**THE TASK:**
Pull out every line with the word "steal".

※ ※ ※

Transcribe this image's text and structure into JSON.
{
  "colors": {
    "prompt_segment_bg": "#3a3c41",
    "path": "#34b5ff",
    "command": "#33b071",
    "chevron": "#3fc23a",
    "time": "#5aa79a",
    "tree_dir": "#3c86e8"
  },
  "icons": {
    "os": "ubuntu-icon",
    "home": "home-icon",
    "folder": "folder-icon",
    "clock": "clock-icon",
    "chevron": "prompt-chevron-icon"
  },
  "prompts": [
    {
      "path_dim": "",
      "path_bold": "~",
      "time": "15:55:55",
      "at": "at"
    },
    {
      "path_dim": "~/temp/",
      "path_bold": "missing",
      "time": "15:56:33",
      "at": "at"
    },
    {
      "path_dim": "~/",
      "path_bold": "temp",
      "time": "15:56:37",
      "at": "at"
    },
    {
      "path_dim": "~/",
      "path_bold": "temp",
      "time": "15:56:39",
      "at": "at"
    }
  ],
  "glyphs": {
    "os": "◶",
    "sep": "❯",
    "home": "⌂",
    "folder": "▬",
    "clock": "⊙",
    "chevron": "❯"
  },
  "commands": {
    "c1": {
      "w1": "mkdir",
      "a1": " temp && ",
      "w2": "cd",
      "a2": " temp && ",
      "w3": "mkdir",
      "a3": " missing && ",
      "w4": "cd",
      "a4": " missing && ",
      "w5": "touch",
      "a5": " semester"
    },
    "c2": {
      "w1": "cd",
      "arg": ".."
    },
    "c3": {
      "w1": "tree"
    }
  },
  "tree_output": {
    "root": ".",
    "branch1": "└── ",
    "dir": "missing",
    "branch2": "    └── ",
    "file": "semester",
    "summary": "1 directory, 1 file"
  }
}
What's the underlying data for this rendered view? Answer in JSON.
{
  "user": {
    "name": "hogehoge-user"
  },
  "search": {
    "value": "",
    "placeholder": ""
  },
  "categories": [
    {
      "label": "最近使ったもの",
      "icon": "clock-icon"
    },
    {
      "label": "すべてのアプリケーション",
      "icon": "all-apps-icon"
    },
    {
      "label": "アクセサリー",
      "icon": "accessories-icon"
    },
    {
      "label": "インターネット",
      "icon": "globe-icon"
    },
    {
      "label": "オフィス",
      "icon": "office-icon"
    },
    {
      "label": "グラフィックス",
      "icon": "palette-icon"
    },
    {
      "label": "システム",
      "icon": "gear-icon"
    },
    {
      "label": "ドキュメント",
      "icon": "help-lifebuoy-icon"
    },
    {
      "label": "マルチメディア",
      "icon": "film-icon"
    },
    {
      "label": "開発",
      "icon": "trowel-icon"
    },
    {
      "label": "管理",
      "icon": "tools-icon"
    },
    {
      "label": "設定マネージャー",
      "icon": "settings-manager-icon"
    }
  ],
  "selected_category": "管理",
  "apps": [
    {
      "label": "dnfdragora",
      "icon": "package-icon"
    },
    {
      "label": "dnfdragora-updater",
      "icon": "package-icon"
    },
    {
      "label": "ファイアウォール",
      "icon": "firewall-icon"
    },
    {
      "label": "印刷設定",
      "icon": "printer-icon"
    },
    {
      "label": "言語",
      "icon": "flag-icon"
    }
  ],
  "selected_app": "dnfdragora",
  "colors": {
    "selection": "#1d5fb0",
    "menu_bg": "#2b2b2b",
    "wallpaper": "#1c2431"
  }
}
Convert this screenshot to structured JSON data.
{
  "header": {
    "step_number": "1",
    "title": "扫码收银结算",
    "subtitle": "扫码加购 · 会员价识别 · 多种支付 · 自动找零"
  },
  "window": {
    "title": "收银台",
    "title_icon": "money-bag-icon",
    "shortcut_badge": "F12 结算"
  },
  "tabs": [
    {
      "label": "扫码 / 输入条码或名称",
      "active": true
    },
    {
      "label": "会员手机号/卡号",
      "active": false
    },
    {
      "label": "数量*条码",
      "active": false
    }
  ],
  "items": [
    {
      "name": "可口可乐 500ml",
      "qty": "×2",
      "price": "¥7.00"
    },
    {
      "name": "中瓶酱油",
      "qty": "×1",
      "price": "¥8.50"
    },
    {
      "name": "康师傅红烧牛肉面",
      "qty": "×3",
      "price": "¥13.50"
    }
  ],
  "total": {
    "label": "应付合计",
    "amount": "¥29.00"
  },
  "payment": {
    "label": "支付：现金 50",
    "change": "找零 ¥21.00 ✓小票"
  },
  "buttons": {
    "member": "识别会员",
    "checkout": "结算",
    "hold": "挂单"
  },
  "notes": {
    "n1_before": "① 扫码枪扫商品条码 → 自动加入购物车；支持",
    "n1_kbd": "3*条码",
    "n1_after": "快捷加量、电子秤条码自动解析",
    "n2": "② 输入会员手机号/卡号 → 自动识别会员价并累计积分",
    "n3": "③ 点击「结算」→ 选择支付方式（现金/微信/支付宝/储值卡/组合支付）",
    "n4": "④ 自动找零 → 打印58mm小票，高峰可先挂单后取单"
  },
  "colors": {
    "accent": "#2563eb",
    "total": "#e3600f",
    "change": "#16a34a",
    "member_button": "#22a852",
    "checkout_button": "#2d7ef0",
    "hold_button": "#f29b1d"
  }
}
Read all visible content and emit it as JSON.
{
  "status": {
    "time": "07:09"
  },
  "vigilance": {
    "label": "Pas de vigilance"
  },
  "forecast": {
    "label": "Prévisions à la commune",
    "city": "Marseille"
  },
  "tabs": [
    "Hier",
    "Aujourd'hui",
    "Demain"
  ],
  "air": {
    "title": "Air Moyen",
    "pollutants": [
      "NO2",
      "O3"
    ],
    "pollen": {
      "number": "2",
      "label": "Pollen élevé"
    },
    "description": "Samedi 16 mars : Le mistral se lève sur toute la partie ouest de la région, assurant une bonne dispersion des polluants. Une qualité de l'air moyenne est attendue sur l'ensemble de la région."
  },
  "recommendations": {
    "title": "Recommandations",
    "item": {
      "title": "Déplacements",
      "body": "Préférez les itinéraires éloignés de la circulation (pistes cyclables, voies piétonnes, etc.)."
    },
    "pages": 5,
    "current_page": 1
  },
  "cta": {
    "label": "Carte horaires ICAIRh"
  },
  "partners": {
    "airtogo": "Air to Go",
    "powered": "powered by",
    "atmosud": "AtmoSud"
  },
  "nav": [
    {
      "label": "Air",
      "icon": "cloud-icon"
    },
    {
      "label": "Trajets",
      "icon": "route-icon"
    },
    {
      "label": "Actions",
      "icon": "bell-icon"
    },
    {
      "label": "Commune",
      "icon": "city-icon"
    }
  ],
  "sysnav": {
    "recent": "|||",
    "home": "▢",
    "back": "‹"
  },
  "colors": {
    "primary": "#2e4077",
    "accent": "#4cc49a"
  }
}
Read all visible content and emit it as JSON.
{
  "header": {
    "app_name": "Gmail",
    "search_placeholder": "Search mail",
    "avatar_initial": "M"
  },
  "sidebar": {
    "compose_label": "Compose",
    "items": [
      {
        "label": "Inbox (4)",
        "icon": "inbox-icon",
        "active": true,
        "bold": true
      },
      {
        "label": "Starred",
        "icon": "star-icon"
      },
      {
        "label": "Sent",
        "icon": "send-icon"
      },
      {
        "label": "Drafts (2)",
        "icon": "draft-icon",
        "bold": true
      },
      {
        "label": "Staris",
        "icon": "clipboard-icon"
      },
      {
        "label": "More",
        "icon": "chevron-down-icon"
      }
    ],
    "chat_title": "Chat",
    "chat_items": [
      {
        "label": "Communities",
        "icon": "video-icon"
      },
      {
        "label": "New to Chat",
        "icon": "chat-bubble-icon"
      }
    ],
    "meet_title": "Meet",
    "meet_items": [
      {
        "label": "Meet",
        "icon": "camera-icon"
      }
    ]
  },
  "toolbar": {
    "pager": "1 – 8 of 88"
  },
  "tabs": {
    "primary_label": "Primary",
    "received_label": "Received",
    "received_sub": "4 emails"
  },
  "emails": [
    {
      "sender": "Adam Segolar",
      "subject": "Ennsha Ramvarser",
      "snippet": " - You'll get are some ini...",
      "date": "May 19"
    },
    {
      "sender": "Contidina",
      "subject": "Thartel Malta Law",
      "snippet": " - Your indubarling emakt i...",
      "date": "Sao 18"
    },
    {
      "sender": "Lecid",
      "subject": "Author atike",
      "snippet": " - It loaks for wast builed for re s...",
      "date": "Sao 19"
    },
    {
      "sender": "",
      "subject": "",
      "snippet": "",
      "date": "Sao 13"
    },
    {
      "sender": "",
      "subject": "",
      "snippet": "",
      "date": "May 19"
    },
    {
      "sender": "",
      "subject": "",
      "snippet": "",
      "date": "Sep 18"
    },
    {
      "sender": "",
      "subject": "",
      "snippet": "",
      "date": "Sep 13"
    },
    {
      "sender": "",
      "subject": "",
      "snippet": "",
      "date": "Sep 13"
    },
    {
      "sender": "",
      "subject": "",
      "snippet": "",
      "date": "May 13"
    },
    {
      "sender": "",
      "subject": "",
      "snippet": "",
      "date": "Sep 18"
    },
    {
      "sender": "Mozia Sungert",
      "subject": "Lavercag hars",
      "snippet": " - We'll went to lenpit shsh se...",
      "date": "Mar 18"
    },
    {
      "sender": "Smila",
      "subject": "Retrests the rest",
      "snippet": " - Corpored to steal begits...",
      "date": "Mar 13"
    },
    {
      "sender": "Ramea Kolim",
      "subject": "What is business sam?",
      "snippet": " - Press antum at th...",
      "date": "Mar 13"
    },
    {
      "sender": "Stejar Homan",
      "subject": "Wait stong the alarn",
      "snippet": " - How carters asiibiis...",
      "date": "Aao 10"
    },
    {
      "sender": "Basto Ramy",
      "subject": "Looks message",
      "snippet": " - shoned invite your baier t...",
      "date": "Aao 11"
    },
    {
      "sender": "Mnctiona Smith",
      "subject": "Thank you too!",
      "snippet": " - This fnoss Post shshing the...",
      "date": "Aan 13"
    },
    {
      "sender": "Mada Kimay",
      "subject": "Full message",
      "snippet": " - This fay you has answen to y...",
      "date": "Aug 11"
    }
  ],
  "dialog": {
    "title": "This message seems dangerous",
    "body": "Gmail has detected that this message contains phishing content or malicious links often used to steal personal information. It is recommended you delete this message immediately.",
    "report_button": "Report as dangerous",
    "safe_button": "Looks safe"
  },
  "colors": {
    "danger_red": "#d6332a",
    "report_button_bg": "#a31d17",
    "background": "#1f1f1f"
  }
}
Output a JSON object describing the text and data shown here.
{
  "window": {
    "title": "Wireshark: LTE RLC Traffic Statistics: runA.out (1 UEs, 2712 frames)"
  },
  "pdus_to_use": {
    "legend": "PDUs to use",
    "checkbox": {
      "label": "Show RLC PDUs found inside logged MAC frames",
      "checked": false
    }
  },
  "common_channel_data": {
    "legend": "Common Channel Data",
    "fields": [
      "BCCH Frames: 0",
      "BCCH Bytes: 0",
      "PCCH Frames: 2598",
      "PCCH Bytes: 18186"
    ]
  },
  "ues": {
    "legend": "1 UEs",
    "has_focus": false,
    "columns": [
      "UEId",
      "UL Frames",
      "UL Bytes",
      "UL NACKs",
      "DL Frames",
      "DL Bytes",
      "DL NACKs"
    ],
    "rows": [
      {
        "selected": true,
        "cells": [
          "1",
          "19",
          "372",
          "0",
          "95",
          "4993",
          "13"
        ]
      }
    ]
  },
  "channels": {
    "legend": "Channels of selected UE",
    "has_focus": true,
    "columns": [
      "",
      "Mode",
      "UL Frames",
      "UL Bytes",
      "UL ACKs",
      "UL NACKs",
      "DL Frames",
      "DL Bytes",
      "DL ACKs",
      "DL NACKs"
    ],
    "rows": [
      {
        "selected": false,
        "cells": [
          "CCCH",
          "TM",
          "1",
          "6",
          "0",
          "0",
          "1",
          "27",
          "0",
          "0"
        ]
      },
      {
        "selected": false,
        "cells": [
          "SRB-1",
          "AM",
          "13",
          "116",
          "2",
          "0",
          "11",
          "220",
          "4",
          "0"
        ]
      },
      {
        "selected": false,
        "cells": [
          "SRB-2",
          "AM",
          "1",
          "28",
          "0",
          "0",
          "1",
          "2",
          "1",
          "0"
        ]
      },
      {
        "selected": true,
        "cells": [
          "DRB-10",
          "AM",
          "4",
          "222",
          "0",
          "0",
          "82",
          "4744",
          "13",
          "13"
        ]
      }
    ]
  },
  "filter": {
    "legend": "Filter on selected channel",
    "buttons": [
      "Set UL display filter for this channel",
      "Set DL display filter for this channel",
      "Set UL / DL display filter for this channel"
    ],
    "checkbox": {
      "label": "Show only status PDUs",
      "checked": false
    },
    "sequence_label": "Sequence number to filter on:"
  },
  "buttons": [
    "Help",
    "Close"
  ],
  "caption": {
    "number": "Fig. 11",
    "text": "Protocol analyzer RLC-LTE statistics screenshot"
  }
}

※ ※ ※

**EXERCISE RESPONSE:**
      "snippet": " - Corpored to steal begits...",
    "body": "Gmail has detected that this message contains phishing content or malicious links often used to steal personal information. It is recommended you delete this message immediately.",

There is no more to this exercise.